▸ Instructions to follow
Once the pictures are set aside, transcribe the remaining data exactly.

▸ Data listing
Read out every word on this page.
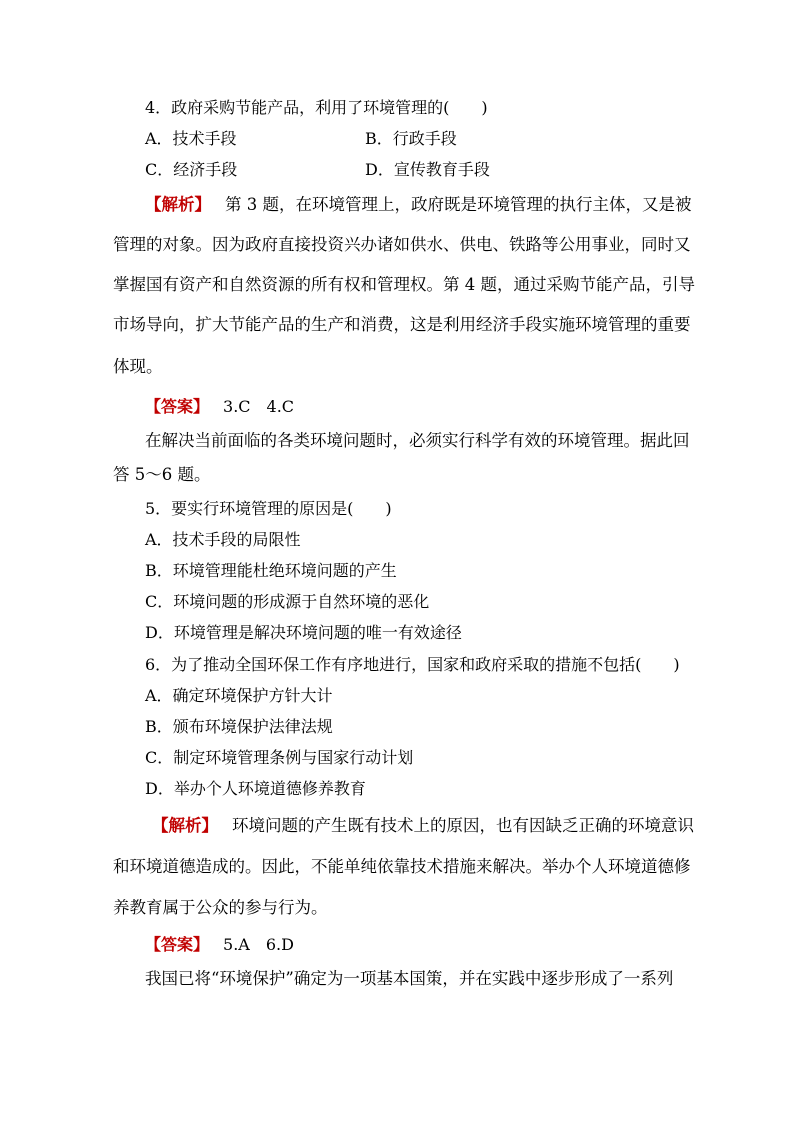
4．政府采购节能产品，利用了环境管理的(　　)
A．技术手段	B．行政手段
C．经济手段	D．宣传教育手段
【解析】 第 3 题，在环境管理上，政府既是环境管理的执行主体，又是被
管理的对象。因为政府直接投资兴办诸如供水、供电、铁路等公用事业，同时又
掌握国有资产和自然资源的所有权和管理权。第 4 题，通过采购节能产品，引导
市场导向，扩大节能产品的生产和消费，这是利用经济手段实施环境管理的重要
体现。
【答案】 3.C　4.C
在解决当前面临的各类环境问题时，必须实行科学有效的环境管理。据此回
答 5～6 题。
5．要实行环境管理的原因是(　　)
A．技术手段的局限性
B．环境管理能杜绝环境问题的产生
C．环境问题的形成源于自然环境的恶化
D．环境管理是解决环境问题的唯一有效途径
6．为了推动全国环保工作有序地进行，国家和政府采取的措施不包括(　　)
A．确定环境保护方针大计
B．颁布环境保护法律法规
C．制定环境管理条例与国家行动计划
D．举办个人环境道德修养教育
【解析】 环境问题的产生既有技术上的原因，也有因缺乏正确的环境意识
和环境道德造成的。因此，不能单纯依靠技术措施来解决。举办个人环境道德修
养教育属于公众的参与行为。
【答案】 5.A　6.D
我国已将“环境保护”确定为一项基本国策，并在实践中逐步形成了一系列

▸ The result
Read out every word on this page.
4．政府采购节能产品，利用了环境管理的(　　)
A．技术手段	B．行政手段
C．经济手段	D．宣传教育手段
【解析】 第 3 题，在环境管理上，政府既是环境管理的执行主体，又是被
管理的对象。因为政府直接投资兴办诸如供水、供电、铁路等公用事业，同时又
掌握国有资产和自然资源的所有权和管理权。第 4 题，通过采购节能产品，引导
市场导向，扩大节能产品的生产和消费，这是利用经济手段实施环境管理的重要
体现。
【答案】 3.C　4.C
在解决当前面临的各类环境问题时，必须实行科学有效的环境管理。据此回
答 5～6 题。
5．要实行环境管理的原因是(　　)
A．技术手段的局限性
B．环境管理能杜绝环境问题的产生
C．环境问题的形成源于自然环境的恶化
D．环境管理是解决环境问题的唯一有效途径
6．为了推动全国环保工作有序地进行，国家和政府采取的措施不包括(　　)
A．确定环境保护方针大计
B．颁布环境保护法律法规
C．制定环境管理条例与国家行动计划
D．举办个人环境道德修养教育
【解析】 环境问题的产生既有技术上的原因，也有因缺乏正确的环境意识
和环境道德造成的。因此，不能单纯依靠技术措施来解决。举办个人环境道德修
养教育属于公众的参与行为。
【答案】 5.A　6.D
我国已将“环境保护”确定为一项基本国策，并在实践中逐步形成了一系列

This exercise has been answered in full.